» **Task objective**
Scan the data for "color" and copy the lines it appears in.

==== Extracted entries ====

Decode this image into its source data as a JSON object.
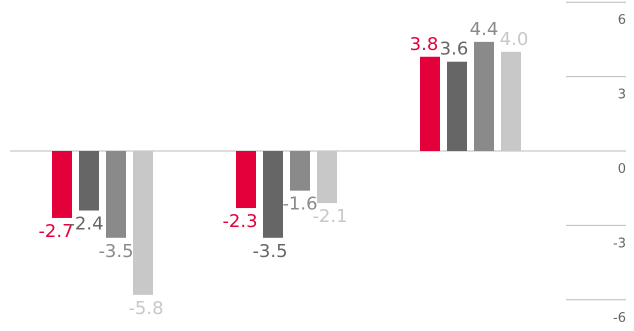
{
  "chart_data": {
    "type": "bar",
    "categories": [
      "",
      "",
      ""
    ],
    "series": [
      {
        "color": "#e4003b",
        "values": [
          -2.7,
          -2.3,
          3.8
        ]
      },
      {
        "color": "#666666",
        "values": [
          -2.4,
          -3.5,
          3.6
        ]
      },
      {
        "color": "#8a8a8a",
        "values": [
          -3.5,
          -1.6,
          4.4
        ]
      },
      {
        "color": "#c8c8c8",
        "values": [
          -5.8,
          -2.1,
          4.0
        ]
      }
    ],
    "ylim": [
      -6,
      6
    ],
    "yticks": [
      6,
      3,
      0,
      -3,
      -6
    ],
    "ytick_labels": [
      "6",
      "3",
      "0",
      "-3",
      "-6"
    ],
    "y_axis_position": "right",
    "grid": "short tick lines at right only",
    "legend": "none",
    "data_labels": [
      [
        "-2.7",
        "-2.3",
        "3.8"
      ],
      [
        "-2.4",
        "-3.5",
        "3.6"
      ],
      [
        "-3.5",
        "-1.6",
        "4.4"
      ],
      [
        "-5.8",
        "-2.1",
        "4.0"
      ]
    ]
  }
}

====

» **Written answer**
        "color": "#e4003b",
        "color": "#666666",
        "color": "#8a8a8a",
        "color": "#c8c8c8",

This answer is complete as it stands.